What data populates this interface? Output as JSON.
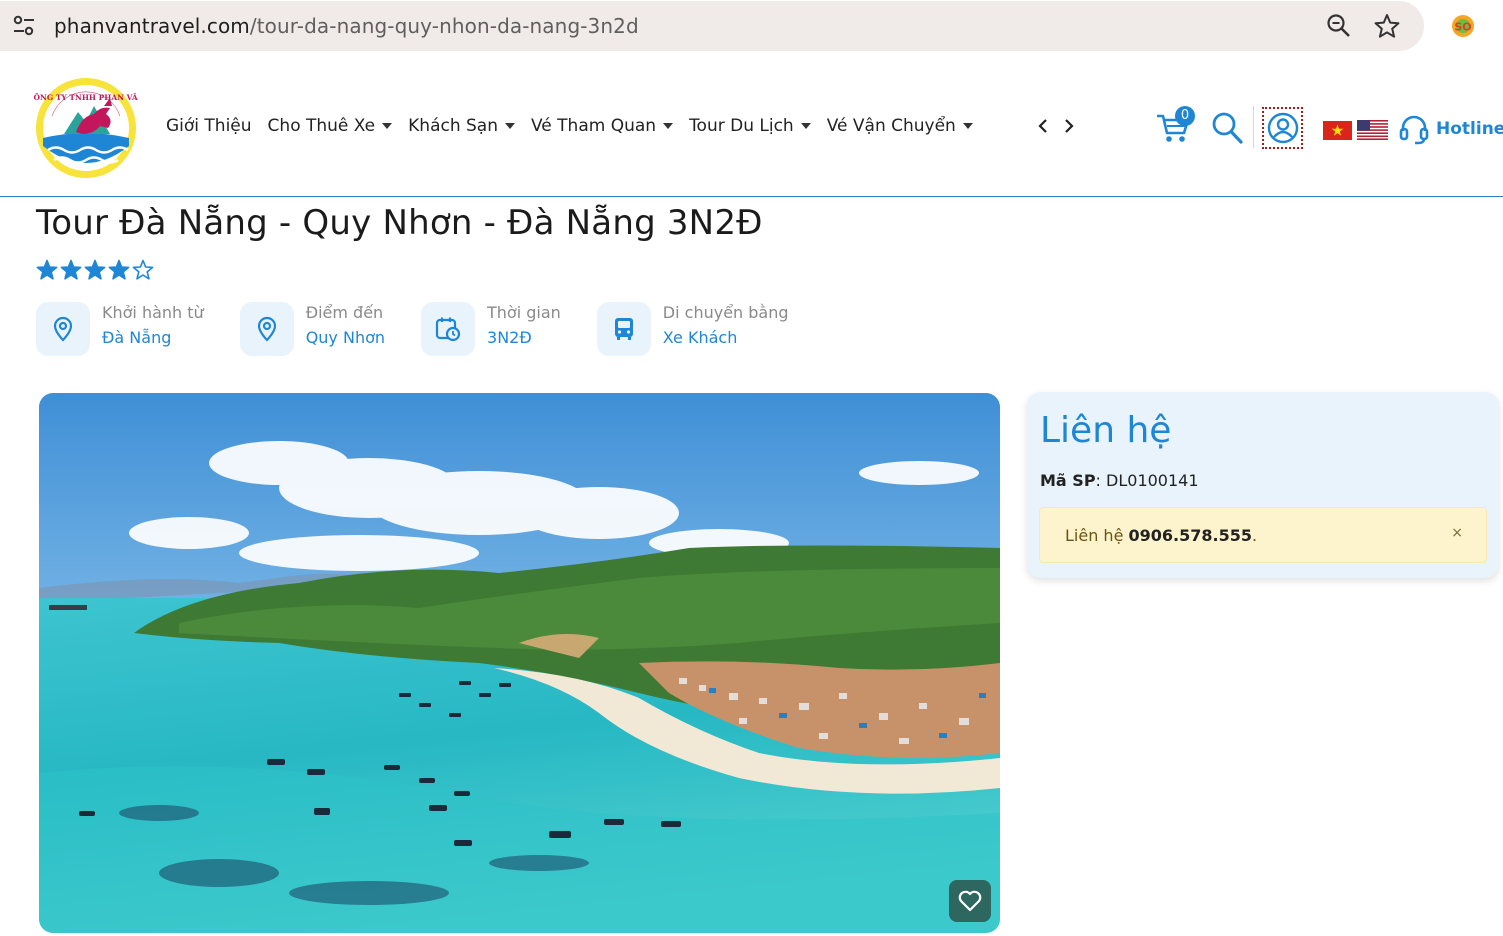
{
  "browser": {
    "url_host": "phanvantravel.com",
    "url_path": "/tour-da-nang-quy-nhon-da-nang-3n2d"
  },
  "header": {
    "nav": [
      {
        "label": "Giới Thiệu",
        "has_dropdown": false
      },
      {
        "label": "Cho Thuê Xe",
        "has_dropdown": true
      },
      {
        "label": "Khách Sạn",
        "has_dropdown": true
      },
      {
        "label": "Vé Tham Quan",
        "has_dropdown": true
      },
      {
        "label": "Tour Du Lịch",
        "has_dropdown": true
      },
      {
        "label": "Vé Vận Chuyển",
        "has_dropdown": true
      }
    ],
    "cart_count": "0",
    "hotline_label": "Hotline",
    "logo_text": "CÔNG TY TNHH PHAN VÂN"
  },
  "tour": {
    "title": "Tour Đà Nẵng - Quy Nhơn - Đà Nẵng 3N2Đ",
    "rating": 4,
    "rating_max": 5,
    "info": [
      {
        "label": "Khởi hành từ",
        "value": "Đà Nẵng",
        "icon": "map-pin-icon"
      },
      {
        "label": "Điểm đến",
        "value": "Quy Nhơn",
        "icon": "map-pin-icon"
      },
      {
        "label": "Thời gian",
        "value": "3N2Đ",
        "icon": "calendar-clock-icon"
      },
      {
        "label": "Di chuyển bằng",
        "value": "Xe Khách",
        "icon": "bus-icon"
      }
    ]
  },
  "contact": {
    "title": "Liên hệ",
    "sku_label": "Mã SP",
    "sku_value": ": DL0100141",
    "alert_prefix": "Liên hệ ",
    "alert_phone": "0906.578.555",
    "alert_suffix": ".",
    "close_symbol": "×"
  },
  "colors": {
    "accent": "#1f86d6",
    "card_bg": "#e8f3fc",
    "alert_bg": "#fdf3cd"
  }
}
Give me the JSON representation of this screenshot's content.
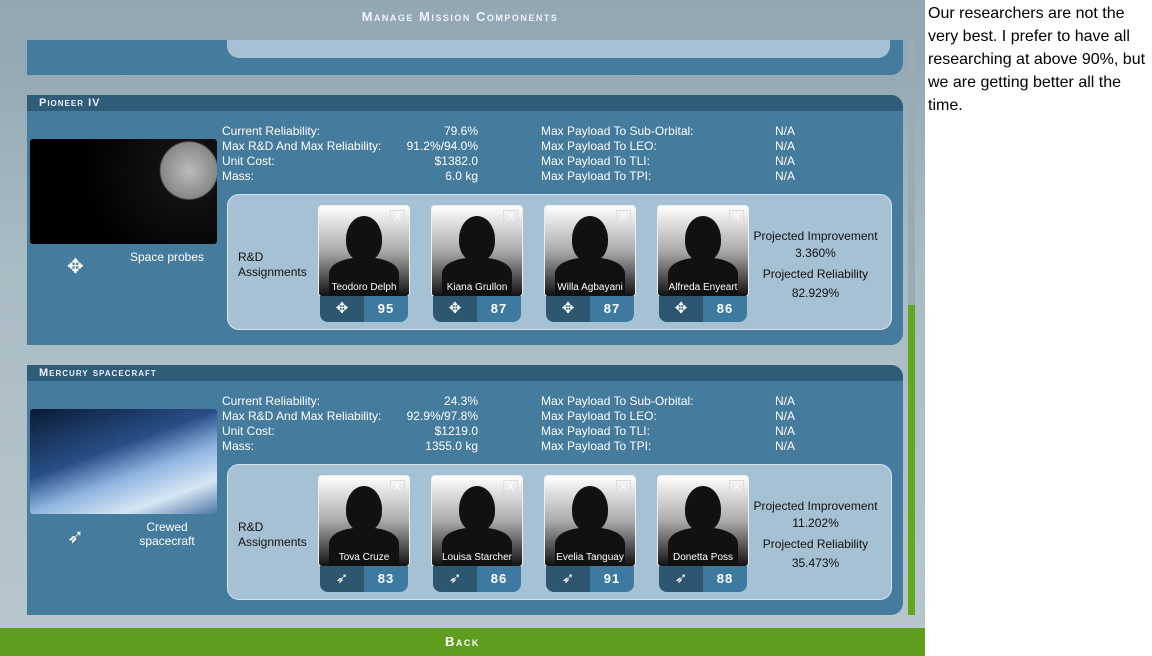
{
  "title": "Manage Mission Components",
  "back_label": "Back",
  "rd_label": "R&D Assignments",
  "labels": {
    "current_reliability": "Current Reliability:",
    "max_rd": "Max R&D And Max Reliability:",
    "unit_cost": "Unit Cost:",
    "mass": "Mass:",
    "sub_orbital": "Max Payload To Sub-Orbital:",
    "leo": "Max Payload To LEO:",
    "tli": "Max Payload To TLI:",
    "tpi": "Max Payload To TPI:",
    "proj_improvement": "Projected Improvement",
    "proj_reliability": "Projected Reliability"
  },
  "components": [
    {
      "name": "Pioneer IV",
      "category": "Space probes",
      "category_icon": "satellite-icon",
      "current_reliability": "79.6%",
      "max_rd": "91.2%/94.0%",
      "unit_cost": "$1382.0",
      "mass": "6.0 kg",
      "sub_orbital": "N/A",
      "leo": "N/A",
      "tli": "N/A",
      "tpi": "N/A",
      "proj_improvement": "3.360%",
      "proj_reliability": "82.929%",
      "researchers": [
        {
          "name": "Teodoro Delph",
          "skill": "95"
        },
        {
          "name": "Kiana Grullon",
          "skill": "87"
        },
        {
          "name": "Willa Agbayani",
          "skill": "87"
        },
        {
          "name": "Alfreda Enyeart",
          "skill": "86"
        }
      ]
    },
    {
      "name": "Mercury spacecraft",
      "category": "Crewed spacecraft",
      "category_icon": "capsule-icon",
      "current_reliability": "24.3%",
      "max_rd": "92.9%/97.8%",
      "unit_cost": "$1219.0",
      "mass": "1355.0 kg",
      "sub_orbital": "N/A",
      "leo": "N/A",
      "tli": "N/A",
      "tpi": "N/A",
      "proj_improvement": "11.202%",
      "proj_reliability": "35.473%",
      "researchers": [
        {
          "name": "Tova Cruze",
          "skill": "83"
        },
        {
          "name": "Louisa Starcher",
          "skill": "86"
        },
        {
          "name": "Evelia Tanguay",
          "skill": "91"
        },
        {
          "name": "Donetta Poss",
          "skill": "88"
        }
      ]
    }
  ],
  "remove_label": "X",
  "note": "Our researchers are not the very best. I prefer to have all researching at above 90%, but we are getting better all the time."
}
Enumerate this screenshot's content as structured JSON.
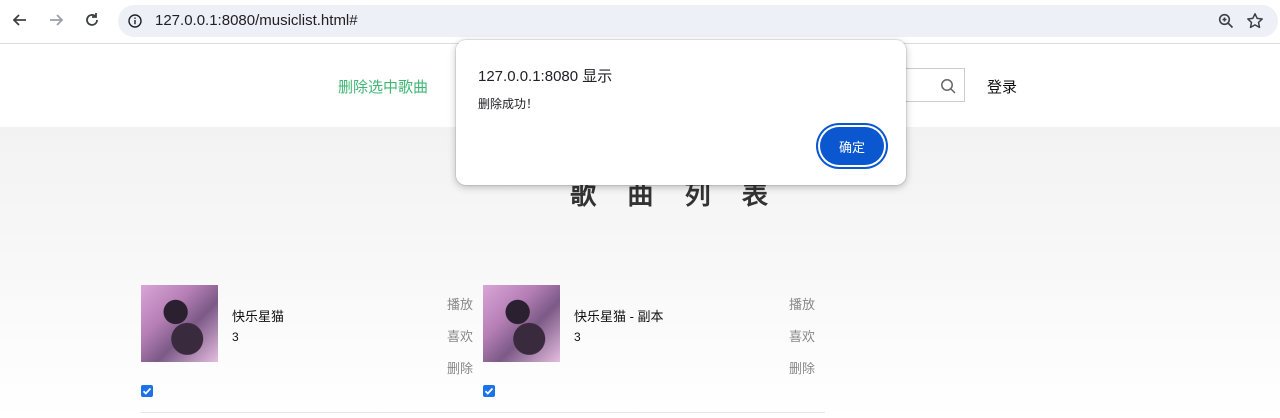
{
  "browser": {
    "url": "127.0.0.1:8080/musiclist.html#",
    "icons": [
      "back-icon",
      "forward-icon",
      "reload-icon",
      "site-info-icon",
      "zoom-icon",
      "bookmark-star-icon"
    ]
  },
  "header": {
    "delete_selected_label": "删除选中歌曲",
    "login_label": "登录",
    "accent_color": "#3fb673"
  },
  "main": {
    "title": "歌 曲 列 表",
    "songs": [
      {
        "name": "快乐星猫",
        "count": "3",
        "play_label": "播放",
        "like_label": "喜欢",
        "delete_label": "删除",
        "checked": true
      },
      {
        "name": "快乐星猫 - 副本",
        "count": "3",
        "play_label": "播放",
        "like_label": "喜欢",
        "delete_label": "删除",
        "checked": true
      }
    ]
  },
  "dialog": {
    "title": "127.0.0.1:8080 显示",
    "message": "删除成功！",
    "ok_label": "确定",
    "button_color": "#0b57d0"
  }
}
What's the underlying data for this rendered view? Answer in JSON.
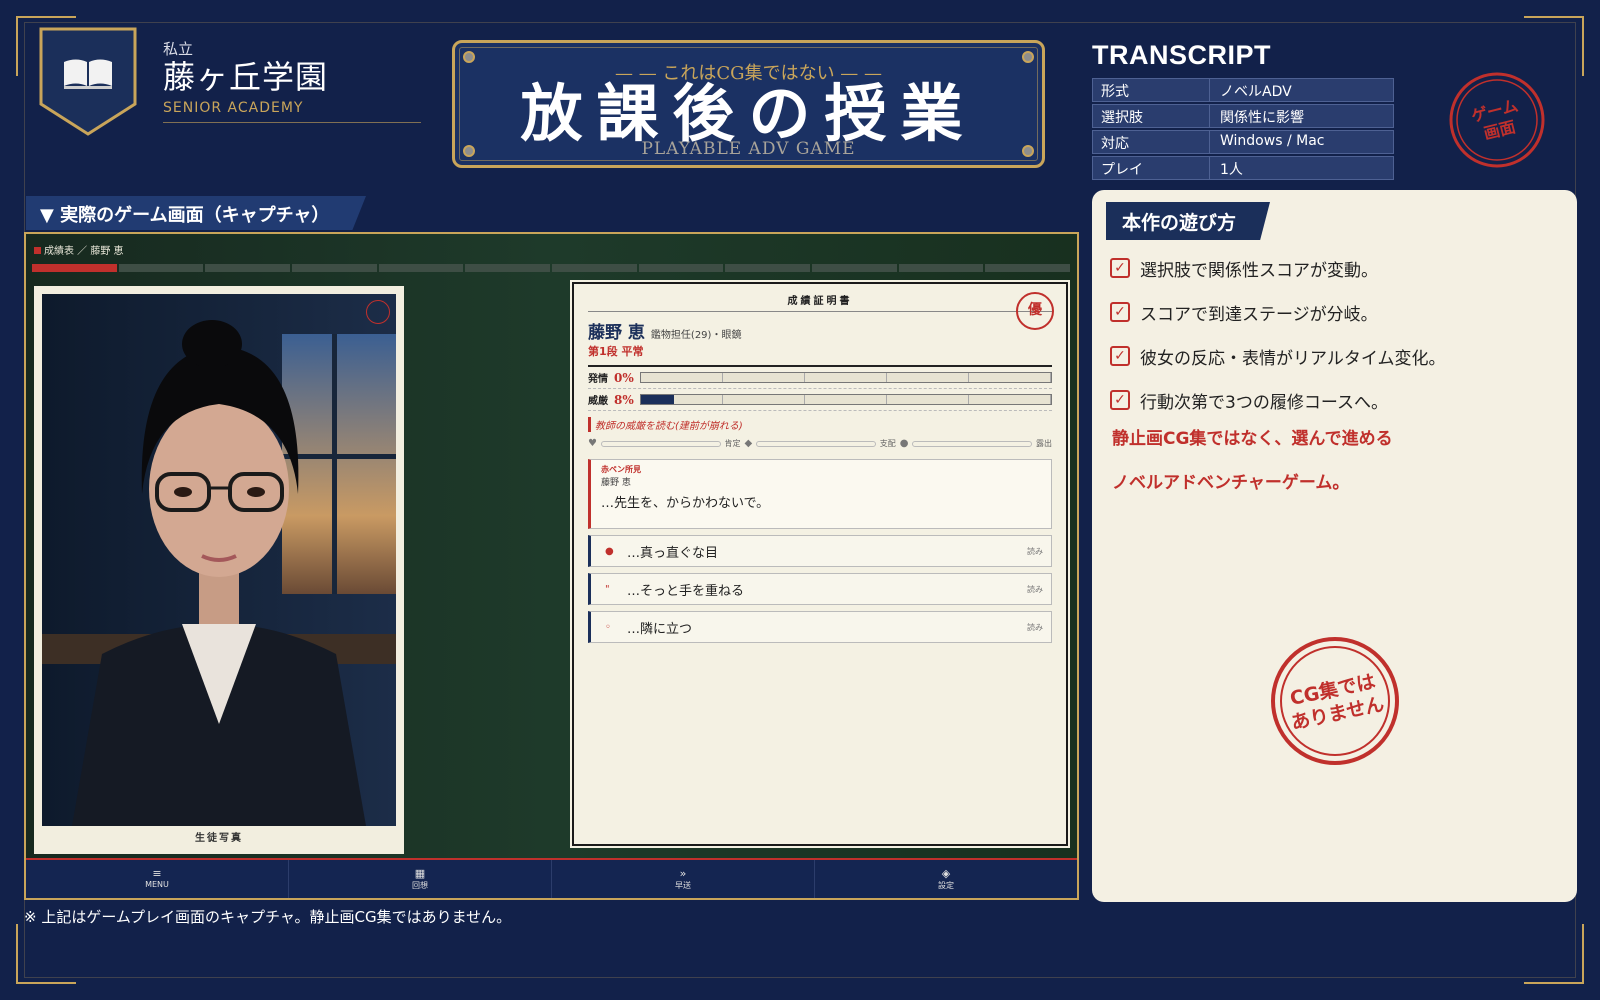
{
  "school": {
    "kind": "私立",
    "name": "藤ヶ丘学園",
    "en": "SENIOR ACADEMY"
  },
  "title": {
    "sub": "— — これはCG集ではない — —",
    "main": "放課後の授業",
    "en": "PLAYABLE ADV GAME"
  },
  "transcript": {
    "heading": "TRANSCRIPT",
    "rows": [
      {
        "k": "形式",
        "v": "ノベルADV"
      },
      {
        "k": "選択肢",
        "v": "関係性に影響"
      },
      {
        "k": "対応",
        "v": "Windows / Mac"
      },
      {
        "k": "プレイ",
        "v": "1人"
      }
    ]
  },
  "stamp_top": [
    "ゲーム",
    "画面"
  ],
  "section": {
    "label": "▼ 実際のゲーム画面（キャプチャ）"
  },
  "game": {
    "crumb": "成績表 ／ 藤野 恵",
    "progress_filled_segments": 1,
    "progress_total_segments": 12,
    "photo_caption": "生徒写真",
    "report": {
      "head": "成績証明書",
      "seal": "優",
      "name": "藤野 恵",
      "role": "鑑物担任(29)・眼鏡",
      "level": "第1段 平常",
      "stats": [
        {
          "label": "発情",
          "pct": "0%",
          "value": 0
        },
        {
          "label": "威厳",
          "pct": "8%",
          "value": 8
        }
      ],
      "note": "教師の威厳を読む(建前が崩れる)",
      "axes": [
        "肯定",
        "支配",
        "露出"
      ],
      "memo": {
        "title": "赤ペン所見",
        "who": "藤野 恵",
        "msg": "…先生を、からかわないで。"
      },
      "choices": [
        {
          "bullet": "●",
          "text": "…真っ直ぐな目",
          "read": "読み"
        },
        {
          "bullet": "\"",
          "text": "…そっと手を重ねる",
          "read": "読み"
        },
        {
          "bullet": "◦",
          "text": "…隣に立つ",
          "read": "読み"
        }
      ]
    },
    "menu": [
      {
        "icon": "≡",
        "label": "MENU"
      },
      {
        "icon": "▦",
        "label": "回想"
      },
      {
        "icon": "»",
        "label": "早送"
      },
      {
        "icon": "◈",
        "label": "設定"
      }
    ]
  },
  "footnote": "※ 上記はゲームプレイ画面のキャプチャ。静止画CG集ではありません。",
  "howto": {
    "tab": "本作の遊び方",
    "items": [
      "選択肢で関係性スコアが変動。",
      "スコアで到達ステージが分岐。",
      "彼女の反応・表情がリアルタイム変化。",
      "行動次第で3つの履修コースへ。"
    ],
    "red1": "静止画CG集ではなく、選んで進める",
    "red2": "ノベルアドベンチャーゲーム。",
    "stamp": [
      "CG集では",
      "ありません"
    ]
  },
  "colors": {
    "navy": "#12214a",
    "gold": "#c9a55a",
    "red": "#c0302c",
    "paper": "#f4f0e3"
  }
}
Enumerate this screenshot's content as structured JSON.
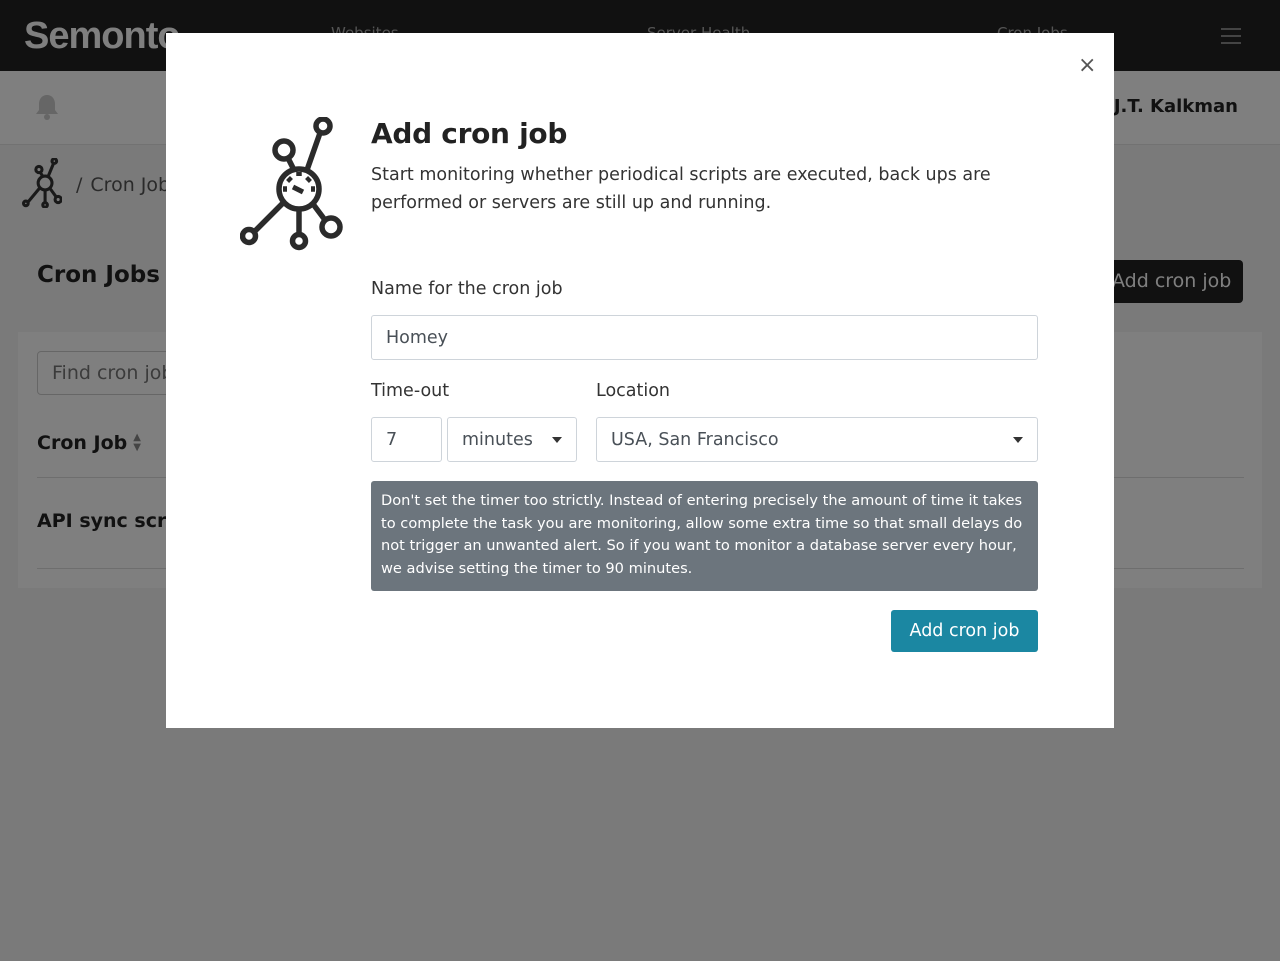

- - -

TASK DIRECTIONS: Show the lines of the material that contain the word "this".

RESULT OF THE TASK:
What data populates this interface? Output as JSON.
Give me the JSON representation of this screenshot's content.
Enumerate this screenshot's content as structured JSON.
What's the underlying data for this rendered view? Answer in JSON.
Enumerate this screenshot's content as structured JSON.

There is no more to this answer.